- _Document passage_:
========================================
Calcium dependence of the inhibitory effect of gonadotropin-releasing hormone on luteinizing hormone-induced cyclic AMP production in rat granulosa cells.

The role of calcium in the inhibitory action of the GnRH superagonist, [D-Ala6]des-Gly10-GnRH N-ethylamide (GnRHa), on LH-stimulated cAMP production was studied in cultured granulosa cells obtained from immature hypophysectomized diethylstilbestrol (DES)-implanted rats. After culture for 48 h with FSH to induce LH receptors, cells were incubated for 2 h with LH or LH plus GnRHa. In this system, the cAMP response to LH was independent of extracellular calcium. In the presence of 0.25 to 1 mM extracellular calcium, 10(-8) M GnRHa caused a 15 to 40% inhibition of LH-stimulated cAMP production. Omission of extracellular calcium completely abolished the inhibitory effect of GnRHa upon LH-induced cAMP production. The inhibitory effects of GnRHa on prostaglandin E2 (PGE2) and isoproterenol-induced cAMP productions were also markedly reduced in the absence of extracellular calcium. Addition of the phosphodiesterase inhibitor, 1-methyl-3-isobutylxanthine (MIX), reversed the inhibitory action of GnRHa on LH-induced cAMP production. These results demonstrate that extracellular calcium is necessary for the acute inhibitory action of GnRHa upon LH-induced cAMP production in cultured rat granulosa cells, and indicate that increased degradation of cAMP may be a contributing factor for this effect of GnRHa.
========================================
- _Records_:
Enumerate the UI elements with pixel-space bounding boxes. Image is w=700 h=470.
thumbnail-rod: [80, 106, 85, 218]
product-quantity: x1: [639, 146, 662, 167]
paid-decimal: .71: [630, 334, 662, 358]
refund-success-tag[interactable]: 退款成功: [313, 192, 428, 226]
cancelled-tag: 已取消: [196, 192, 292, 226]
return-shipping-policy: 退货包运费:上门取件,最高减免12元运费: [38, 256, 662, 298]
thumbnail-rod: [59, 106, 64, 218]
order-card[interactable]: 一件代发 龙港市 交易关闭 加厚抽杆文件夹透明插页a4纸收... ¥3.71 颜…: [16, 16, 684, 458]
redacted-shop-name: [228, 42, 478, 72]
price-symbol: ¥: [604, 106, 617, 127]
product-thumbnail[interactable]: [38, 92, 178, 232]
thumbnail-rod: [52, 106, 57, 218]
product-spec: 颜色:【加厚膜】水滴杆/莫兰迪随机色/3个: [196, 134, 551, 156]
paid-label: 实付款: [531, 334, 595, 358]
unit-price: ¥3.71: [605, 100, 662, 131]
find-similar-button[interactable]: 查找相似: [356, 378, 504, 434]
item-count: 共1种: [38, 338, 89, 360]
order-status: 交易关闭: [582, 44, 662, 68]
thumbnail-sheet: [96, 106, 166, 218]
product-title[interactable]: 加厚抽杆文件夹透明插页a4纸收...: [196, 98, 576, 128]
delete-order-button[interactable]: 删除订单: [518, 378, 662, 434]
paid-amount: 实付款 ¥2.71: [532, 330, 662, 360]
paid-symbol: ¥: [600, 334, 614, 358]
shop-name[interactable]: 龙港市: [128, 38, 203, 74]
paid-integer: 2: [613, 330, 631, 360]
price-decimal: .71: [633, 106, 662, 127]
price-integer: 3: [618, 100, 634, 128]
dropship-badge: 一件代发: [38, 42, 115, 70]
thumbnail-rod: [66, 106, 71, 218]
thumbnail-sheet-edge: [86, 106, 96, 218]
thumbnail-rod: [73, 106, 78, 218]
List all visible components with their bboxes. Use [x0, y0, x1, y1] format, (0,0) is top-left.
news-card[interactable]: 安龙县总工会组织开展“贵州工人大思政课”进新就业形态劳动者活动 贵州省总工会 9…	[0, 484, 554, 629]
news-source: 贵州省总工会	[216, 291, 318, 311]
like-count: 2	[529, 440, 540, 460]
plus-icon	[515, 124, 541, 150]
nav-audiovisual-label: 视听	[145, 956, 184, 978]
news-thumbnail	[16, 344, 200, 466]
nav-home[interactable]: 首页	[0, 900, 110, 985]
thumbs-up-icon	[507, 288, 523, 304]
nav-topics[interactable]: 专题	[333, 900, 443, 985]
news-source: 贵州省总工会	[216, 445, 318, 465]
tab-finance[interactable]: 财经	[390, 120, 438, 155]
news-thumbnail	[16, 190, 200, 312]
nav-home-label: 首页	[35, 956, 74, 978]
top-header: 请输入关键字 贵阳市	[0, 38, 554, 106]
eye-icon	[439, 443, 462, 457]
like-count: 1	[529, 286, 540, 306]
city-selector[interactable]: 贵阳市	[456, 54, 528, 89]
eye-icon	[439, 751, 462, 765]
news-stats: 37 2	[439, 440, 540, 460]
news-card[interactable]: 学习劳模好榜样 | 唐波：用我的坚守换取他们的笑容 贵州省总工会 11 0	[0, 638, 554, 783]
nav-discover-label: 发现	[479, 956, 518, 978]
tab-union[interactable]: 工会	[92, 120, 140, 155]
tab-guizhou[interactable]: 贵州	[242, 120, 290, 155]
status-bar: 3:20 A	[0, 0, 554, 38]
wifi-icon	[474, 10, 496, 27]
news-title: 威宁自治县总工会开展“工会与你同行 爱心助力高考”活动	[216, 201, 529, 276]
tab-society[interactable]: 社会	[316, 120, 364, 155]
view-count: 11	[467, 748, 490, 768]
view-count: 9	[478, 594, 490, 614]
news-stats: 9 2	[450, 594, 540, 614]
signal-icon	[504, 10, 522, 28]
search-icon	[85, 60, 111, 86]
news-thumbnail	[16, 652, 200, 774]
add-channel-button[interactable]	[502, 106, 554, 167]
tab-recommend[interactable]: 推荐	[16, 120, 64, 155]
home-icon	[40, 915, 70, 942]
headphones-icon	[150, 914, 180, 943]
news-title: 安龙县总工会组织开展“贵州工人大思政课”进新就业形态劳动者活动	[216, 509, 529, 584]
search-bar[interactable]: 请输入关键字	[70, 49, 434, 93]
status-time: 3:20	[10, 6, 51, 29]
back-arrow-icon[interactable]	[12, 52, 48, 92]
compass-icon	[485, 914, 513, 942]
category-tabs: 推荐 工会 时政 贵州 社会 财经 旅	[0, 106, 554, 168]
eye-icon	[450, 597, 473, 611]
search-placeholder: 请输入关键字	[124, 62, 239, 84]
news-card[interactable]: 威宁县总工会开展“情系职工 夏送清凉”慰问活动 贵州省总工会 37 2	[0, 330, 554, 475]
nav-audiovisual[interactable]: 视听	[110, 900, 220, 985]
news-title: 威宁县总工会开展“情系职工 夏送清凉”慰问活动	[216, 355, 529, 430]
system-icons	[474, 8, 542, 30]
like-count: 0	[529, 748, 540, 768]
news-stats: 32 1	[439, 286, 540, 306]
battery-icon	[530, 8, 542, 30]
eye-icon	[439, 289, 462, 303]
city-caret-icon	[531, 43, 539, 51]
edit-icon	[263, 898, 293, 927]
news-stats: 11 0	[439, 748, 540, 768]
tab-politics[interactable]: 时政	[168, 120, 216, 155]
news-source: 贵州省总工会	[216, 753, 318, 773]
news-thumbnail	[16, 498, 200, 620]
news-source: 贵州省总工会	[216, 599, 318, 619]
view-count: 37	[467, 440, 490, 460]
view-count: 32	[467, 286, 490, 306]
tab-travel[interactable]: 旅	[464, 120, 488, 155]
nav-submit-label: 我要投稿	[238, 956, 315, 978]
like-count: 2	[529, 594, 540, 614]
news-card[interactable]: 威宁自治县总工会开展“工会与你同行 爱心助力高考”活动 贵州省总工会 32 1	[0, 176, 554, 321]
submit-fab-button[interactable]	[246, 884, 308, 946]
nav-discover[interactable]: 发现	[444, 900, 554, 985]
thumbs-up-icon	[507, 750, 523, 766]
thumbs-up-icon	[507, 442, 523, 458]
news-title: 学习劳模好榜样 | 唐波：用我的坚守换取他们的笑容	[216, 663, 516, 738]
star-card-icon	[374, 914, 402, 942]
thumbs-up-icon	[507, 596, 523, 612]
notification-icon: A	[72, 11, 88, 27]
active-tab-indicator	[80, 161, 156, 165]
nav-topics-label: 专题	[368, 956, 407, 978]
========================================
- _What you should do_:
Answer these questions from the abstract on calcium and GnRHa inhibition of cAMP in rat granulosa cells:
(a) For how long were the cells cultured with FSH, and for what purpose?
(b) What percentage inhibition of LH-stimulated cAMP production did 10(-8) M GnRHa cause with 0.25 to 1 mM extracellular calcium?
(c) What did adding 1-methyl-3-isobutylxanthine (MIX) do to GnRHa's action on LH-induced cAMP production?

- _Result of the task_:
(a) The cells were cultured for 48 h with FSH to induce LH receptors.
(b) It caused a 15 to 40% inhibition.
(c) It reversed the inhibitory action of GnRHa on LH-induced cAMP production.